EXERCISE AIM: Each entry below is to be written out exactly, and the pictures are to be left out.

DATA SUPPLIED:
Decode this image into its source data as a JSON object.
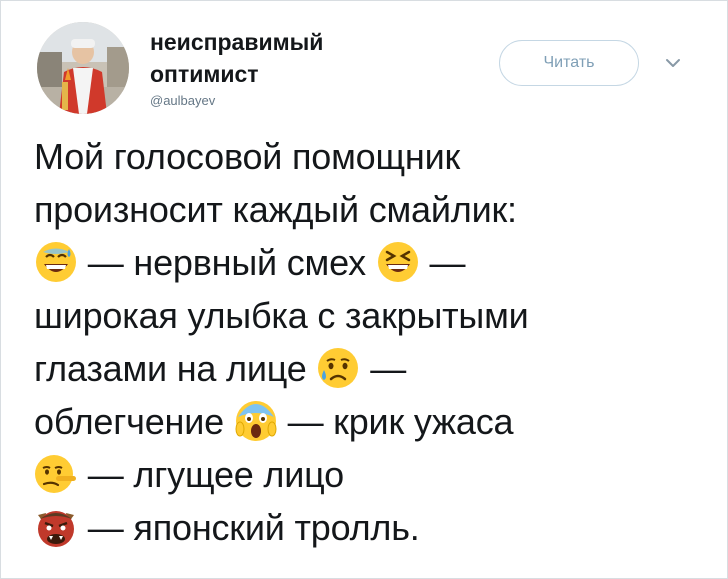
{
  "profile": {
    "display_name": "неисправимый оптимист",
    "handle": "@aulbayev"
  },
  "follow_button": {
    "label": "Читать"
  },
  "menu_caret_icon": "chevron-down-icon",
  "tweet": {
    "lines": [
      {
        "text": "Мой голосовой помощник"
      },
      {
        "text": "произносит каждый смайлик:"
      },
      {
        "emoji_a": "grinning-face-with-sweat",
        "text_a": " — нервный смех ",
        "emoji_b": "grinning-squinting-face",
        "text_b": " —"
      },
      {
        "text": "широкая улыбка с закрытыми"
      },
      {
        "text_a": "глазами на лице ",
        "emoji_a": "sad-but-relieved-face",
        "text_b": " —"
      },
      {
        "text_a": "облегчение ",
        "emoji_a": "face-screaming-in-fear",
        "text_b": " — крик ужаса"
      },
      {
        "emoji_a": "lying-face",
        "text_a": " — лгущее лицо"
      },
      {
        "emoji_a": "ogre",
        "text_a": " — японский тролль."
      }
    ]
  },
  "colors": {
    "text": "#14171a",
    "secondary": "#657786",
    "button_text": "#7f9fb6",
    "button_border": "#c5d7e4",
    "frame": "#d8dde1"
  }
}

RESPONSE TO THE TASK:
Decode this image into its source data as a JSON object.
{
  "profile": {
    "display_name": "неисправимый оптимист",
    "handle": "@aulbayev"
  },
  "follow_button": {
    "label": "Читать"
  },
  "menu_caret_icon": "chevron-down-icon",
  "tweet": {
    "lines": [
      {
        "text": "Мой голосовой помощник"
      },
      {
        "text": "произносит каждый смайлик:"
      },
      {
        "emoji_a": "grinning-face-with-sweat",
        "text_a": " — нервный смех ",
        "emoji_b": "grinning-squinting-face",
        "text_b": " —"
      },
      {
        "text": "широкая улыбка с закрытыми"
      },
      {
        "text_a": "глазами на лице ",
        "emoji_a": "sad-but-relieved-face",
        "text_b": " —"
      },
      {
        "text_a": "облегчение ",
        "emoji_a": "face-screaming-in-fear",
        "text_b": " — крик ужаса"
      },
      {
        "emoji_a": "lying-face",
        "text_a": " — лгущее лицо"
      },
      {
        "emoji_a": "ogre",
        "text_a": " — японский тролль."
      }
    ]
  },
  "colors": {
    "text": "#14171a",
    "secondary": "#657786",
    "button_text": "#7f9fb6",
    "button_border": "#c5d7e4",
    "frame": "#d8dde1"
  }
}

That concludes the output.